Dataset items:

▼

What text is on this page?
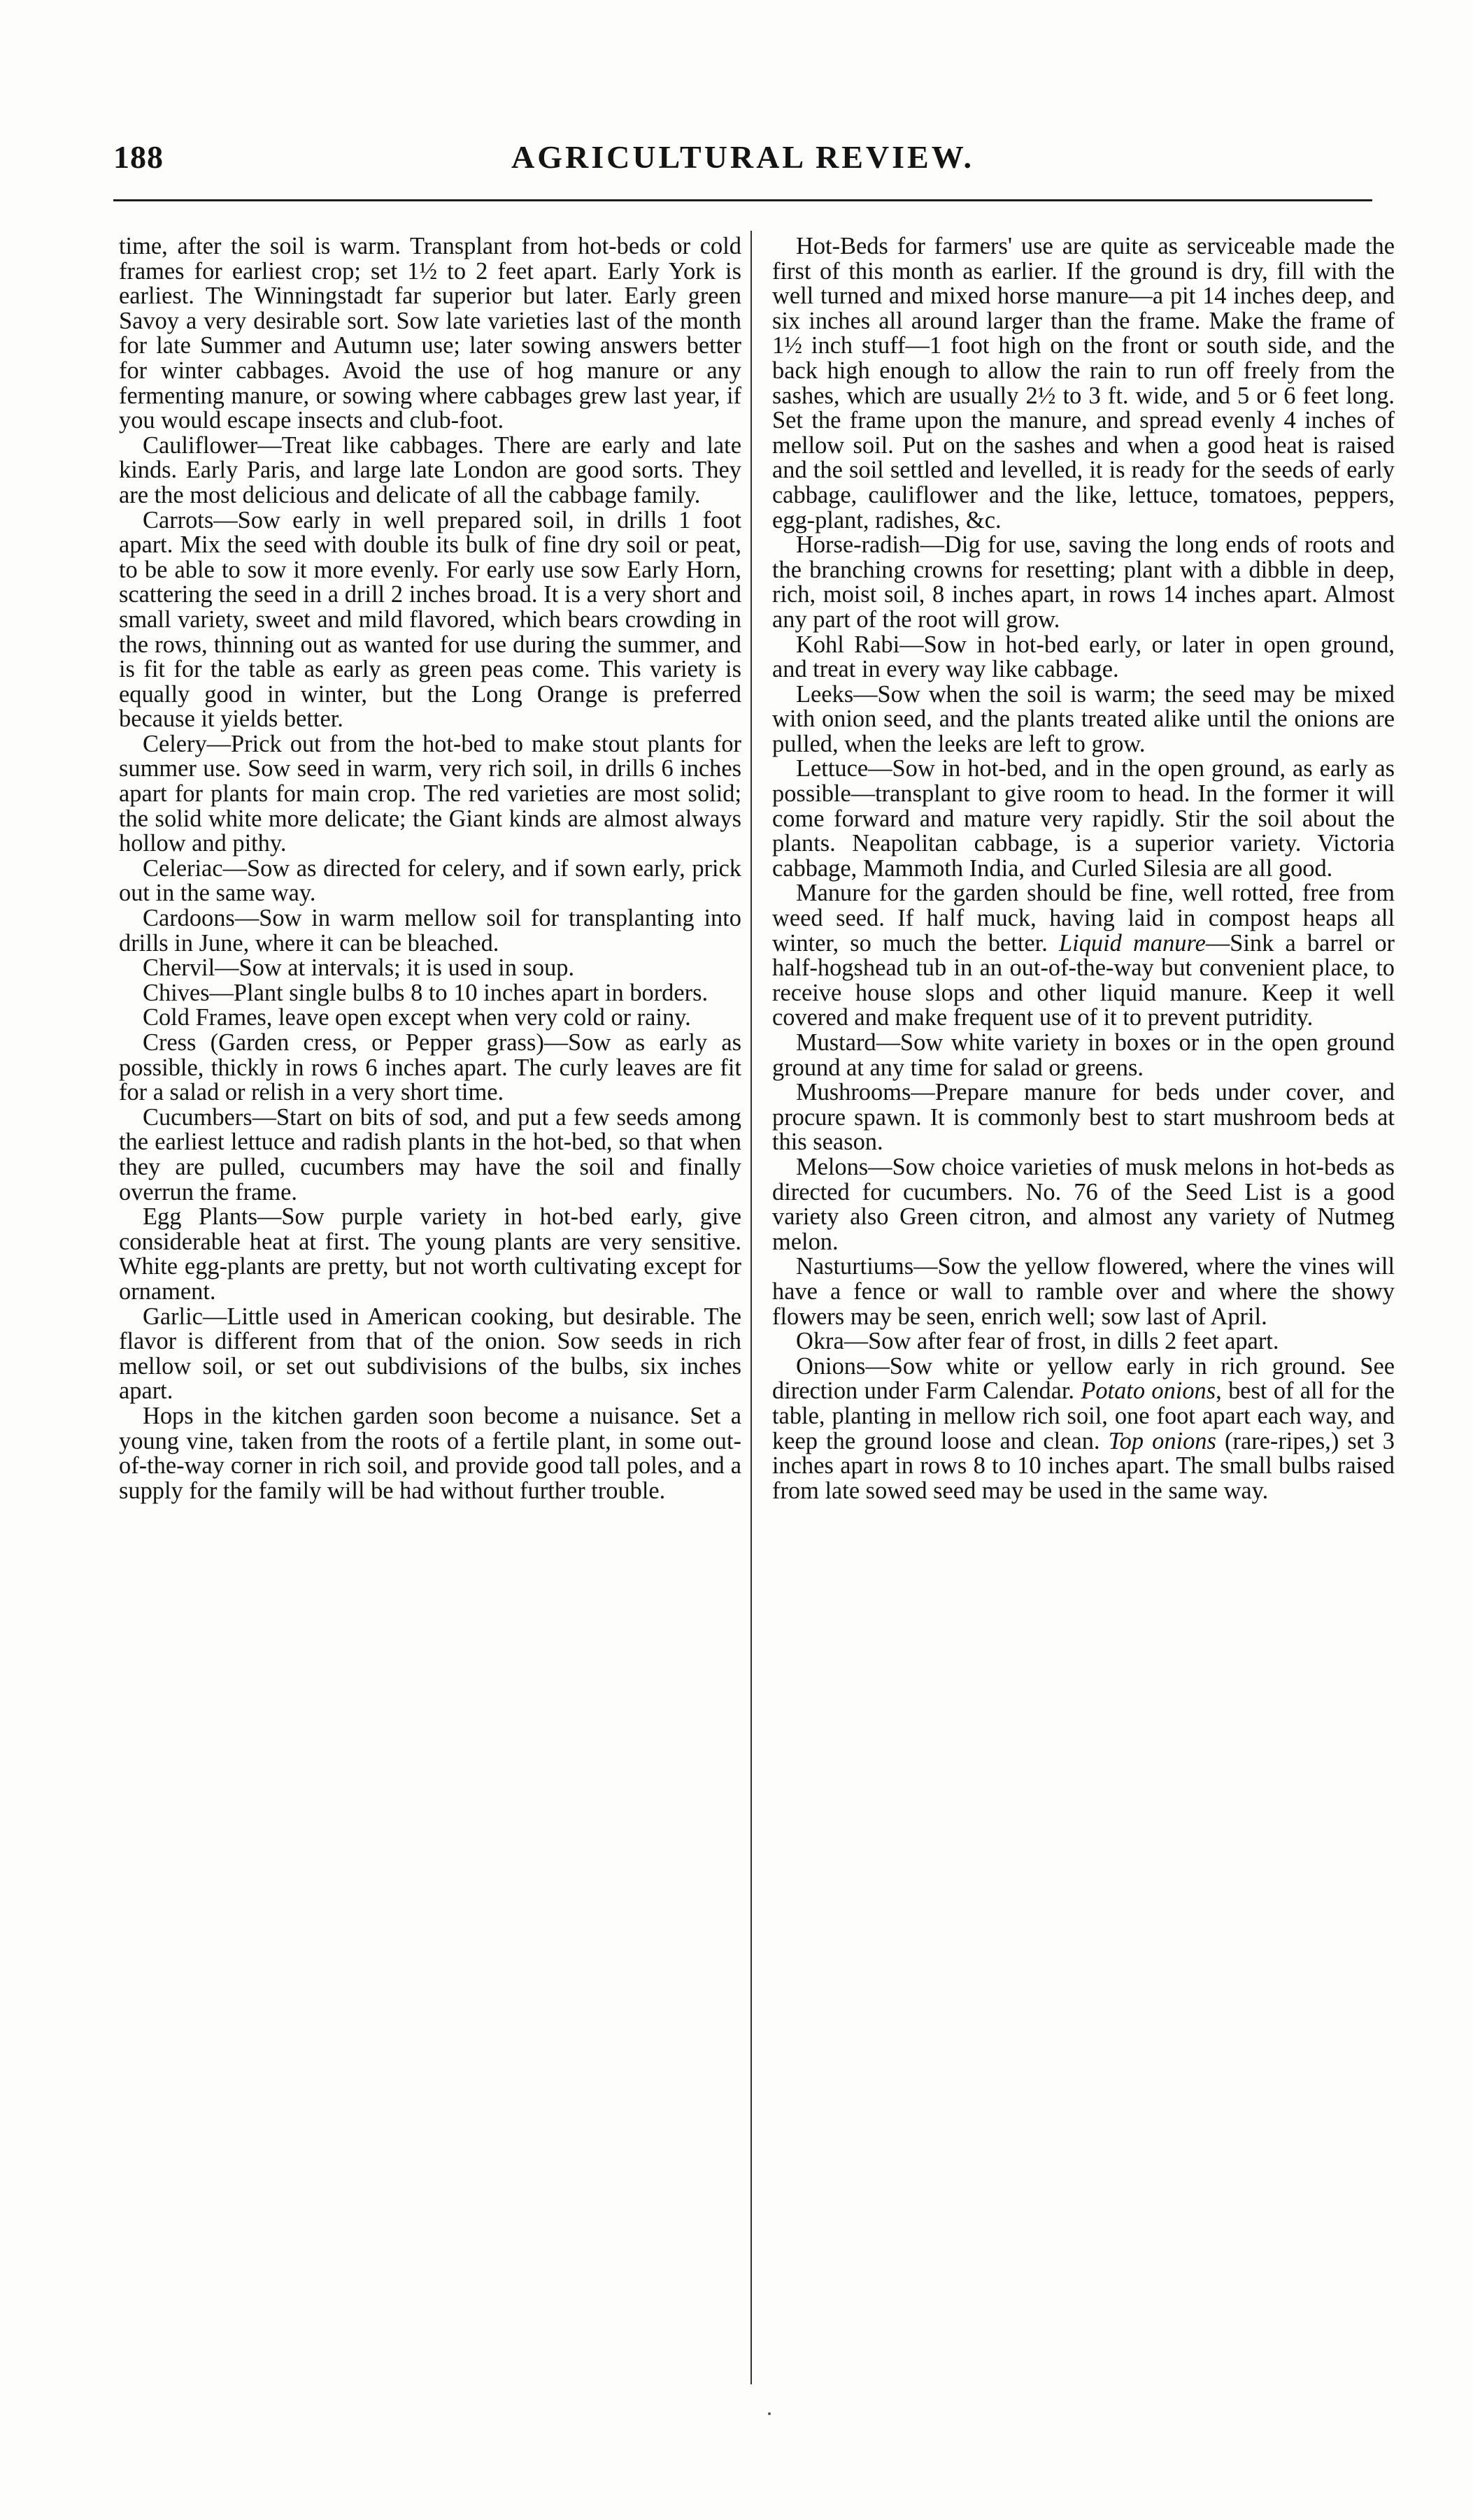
AGRICULTURAL REVIEW.
188

time, after the soil is warm. Transplant from hot-beds or cold frames for earliest crop; set 1½ to 2 feet apart. Early York is earliest. The Winningstadt far superior but later. Early green Savoy a very desirable sort. Sow late varieties last of the month for late Summer and Autumn use; later sowing answers better for winter cabbages. Avoid the use of hog manure or any fermenting manure, or sowing where cabbages grew last year, if you would escape insects and club-foot.

Cauliflower—Treat like cabbages. There are early and late kinds. Early Paris, and large late London are good sorts. They are the most delicious and delicate of all the cabbage family.

Carrots—Sow early in well prepared soil, in drills 1 foot apart. Mix the seed with double its bulk of fine dry soil or peat, to be able to sow it more evenly. For early use sow Early Horn, scattering the seed in a drill 2 inches broad. It is a very short and small variety, sweet and mild flavored, which bears crowding in the rows, thinning out as wanted for use during the summer, and is fit for the table as early as green peas come. This variety is equally good in winter, but the Long Orange is preferred because it yields better.

Celery—Prick out from the hot-bed to make stout plants for summer use. Sow seed in warm, very rich soil, in drills 6 inches apart for plants for main crop. The red varieties are most solid; the solid white more delicate; the Giant kinds are almost always hollow and pithy.

Celeriac—Sow as directed for celery, and if sown early, prick out in the same way.

Cardoons—Sow in warm mellow soil for transplanting into drills in June, where it can be bleached.

Chervil—Sow at intervals; it is used in soup.

Chives—Plant single bulbs 8 to 10 inches apart in borders.

Cold Frames, leave open except when very cold or rainy.

Cress (Garden cress, or Pepper grass)—Sow as early as possible, thickly in rows 6 inches apart. The curly leaves are fit for a salad or relish in a very short time.

Cucumbers—Start on bits of sod, and put a few seeds among the earliest lettuce and radish plants in the hot-bed, so that when they are pulled, cucumbers may have the soil and finally overrun the frame.

Egg Plants—Sow purple variety in hot-bed early, give considerable heat at first. The young plants are very sensitive. White egg-plants are pretty, but not worth cultivating except for ornament.

Garlic—Little used in American cooking, but desirable. The flavor is different from that of the onion. Sow seeds in rich mellow soil, or set out subdivisions of the bulbs, six inches apart.

Hops in the kitchen garden soon become a nuisance. Set a young vine, taken from the roots of a fertile plant, in some out-of-the-way corner in rich soil, and provide good tall poles, and a supply for the family will be had without further trouble.

Hot-Beds for farmers' use are quite as serviceable made the first of this month as earlier. If the ground is dry, fill with the well turned and mixed horse manure—a pit 14 inches deep, and six inches all around larger than the frame. Make the frame of 1½ inch stuff—1 foot high on the front or south side, and the back high enough to allow the rain to run off freely from the sashes, which are usually 2½ to 3 ft. wide, and 5 or 6 feet long. Set the frame upon the manure, and spread evenly 4 inches of mellow soil. Put on the sashes and when a good heat is raised and the soil settled and levelled, it is ready for the seeds of early cabbage, cauliflower and the like, lettuce, tomatoes, peppers, egg-plant, radishes, &c.

Horse-radish—Dig for use, saving the long ends of roots and the branching crowns for resetting; plant with a dibble in deep, rich, moist soil, 8 inches apart, in rows 14 inches apart. Almost any part of the root will grow.

Kohl Rabi—Sow in hot-bed early, or later in open ground, and treat in every way like cabbage.

Leeks—Sow when the soil is warm; the seed may be mixed with onion seed, and the plants treated alike until the onions are pulled, when the leeks are left to grow.

Lettuce—Sow in hot-bed, and in the open ground, as early as possible—transplant to give room to head. In the former it will come forward and mature very rapidly. Stir the soil about the plants. Neapolitan cabbage, is a superior variety. Victoria cabbage, Mammoth India, and Curled Silesia are all good.

Manure for the garden should be fine, well rotted, free from weed seed. If half muck, having laid in compost heaps all winter, so much the better. Liquid manure—Sink a barrel or half-hogshead tub in an out-of-the-way but convenient place, to receive house slops and other liquid manure. Keep it well covered and make frequent use of it to prevent putridity.

Mustard—Sow white variety in boxes or in the open ground ground at any time for salad or greens.

Mushrooms—Prepare manure for beds under cover, and procure spawn. It is commonly best to start mushroom beds at this season.

Melons—Sow choice varieties of musk melons in hot-beds as directed for cucumbers. No. 76 of the Seed List is a good variety also Green citron, and almost any variety of Nutmeg melon.

Nasturtiums—Sow the yellow flowered, where the vines will have a fence or wall to ramble over and where the showy flowers may be seen, enrich well; sow last of April.

Okra—Sow after fear of frost, in dills 2 feet apart.

Onions—Sow white or yellow early in rich ground. See direction under Farm Calendar. Potato onions, best of all for the table, planting in mellow rich soil, one foot apart each way, and keep the ground loose and clean. Top onions (rare-ripes,) set 3 inches apart in rows 8 to 10 inches apart. The small bulbs raised from late sowed seed may be used in the same way.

▲

Goal: Say how many lines include the word "directed"; reply with the number alone.

Expected answer: 2